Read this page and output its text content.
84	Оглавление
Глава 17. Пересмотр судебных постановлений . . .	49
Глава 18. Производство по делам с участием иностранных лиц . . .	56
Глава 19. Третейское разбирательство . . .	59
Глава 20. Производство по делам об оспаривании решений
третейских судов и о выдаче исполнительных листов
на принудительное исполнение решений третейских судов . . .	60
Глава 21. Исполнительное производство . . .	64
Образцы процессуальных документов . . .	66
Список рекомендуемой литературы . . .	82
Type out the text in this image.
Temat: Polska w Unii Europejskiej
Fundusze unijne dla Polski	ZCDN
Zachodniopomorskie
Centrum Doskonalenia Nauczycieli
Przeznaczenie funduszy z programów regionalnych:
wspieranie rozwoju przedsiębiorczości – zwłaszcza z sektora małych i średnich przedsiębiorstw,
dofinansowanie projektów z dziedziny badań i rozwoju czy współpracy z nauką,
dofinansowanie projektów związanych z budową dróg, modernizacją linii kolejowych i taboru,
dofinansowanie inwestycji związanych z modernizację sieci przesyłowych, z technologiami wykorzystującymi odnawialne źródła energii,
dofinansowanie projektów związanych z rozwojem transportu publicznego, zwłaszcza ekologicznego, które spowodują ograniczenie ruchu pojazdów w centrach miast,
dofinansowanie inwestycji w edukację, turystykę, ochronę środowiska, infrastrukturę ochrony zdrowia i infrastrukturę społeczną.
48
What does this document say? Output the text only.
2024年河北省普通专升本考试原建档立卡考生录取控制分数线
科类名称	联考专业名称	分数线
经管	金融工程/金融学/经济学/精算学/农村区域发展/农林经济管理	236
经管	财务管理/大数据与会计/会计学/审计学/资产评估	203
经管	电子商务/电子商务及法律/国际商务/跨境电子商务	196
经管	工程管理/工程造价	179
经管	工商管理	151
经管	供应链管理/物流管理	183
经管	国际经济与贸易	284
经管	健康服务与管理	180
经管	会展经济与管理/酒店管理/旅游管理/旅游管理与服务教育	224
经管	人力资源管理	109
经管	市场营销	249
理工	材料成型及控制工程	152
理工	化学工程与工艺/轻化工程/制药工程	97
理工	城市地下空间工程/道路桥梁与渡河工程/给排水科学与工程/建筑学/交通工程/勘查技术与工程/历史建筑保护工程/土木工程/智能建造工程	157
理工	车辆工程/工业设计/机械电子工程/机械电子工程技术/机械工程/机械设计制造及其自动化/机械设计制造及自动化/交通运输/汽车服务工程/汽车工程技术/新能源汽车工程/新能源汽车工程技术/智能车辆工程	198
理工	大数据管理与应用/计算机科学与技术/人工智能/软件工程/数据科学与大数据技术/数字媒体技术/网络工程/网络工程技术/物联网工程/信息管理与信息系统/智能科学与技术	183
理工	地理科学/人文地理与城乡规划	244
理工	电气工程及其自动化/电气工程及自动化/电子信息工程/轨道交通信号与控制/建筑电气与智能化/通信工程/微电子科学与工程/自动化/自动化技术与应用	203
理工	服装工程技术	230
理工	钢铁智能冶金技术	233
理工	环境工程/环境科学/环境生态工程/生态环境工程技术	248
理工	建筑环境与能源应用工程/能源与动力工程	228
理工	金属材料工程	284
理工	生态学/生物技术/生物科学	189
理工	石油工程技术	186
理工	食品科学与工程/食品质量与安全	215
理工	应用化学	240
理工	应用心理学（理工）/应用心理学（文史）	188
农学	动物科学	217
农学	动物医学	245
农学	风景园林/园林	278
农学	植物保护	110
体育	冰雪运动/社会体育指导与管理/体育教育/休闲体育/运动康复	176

### Short task
Search the entries for the word "решений" and pick out every line that holds it.

### Written response
Глава 20. Производство по делам об оспаривании решений
на принудительное исполнение решений третейских судов . . .	60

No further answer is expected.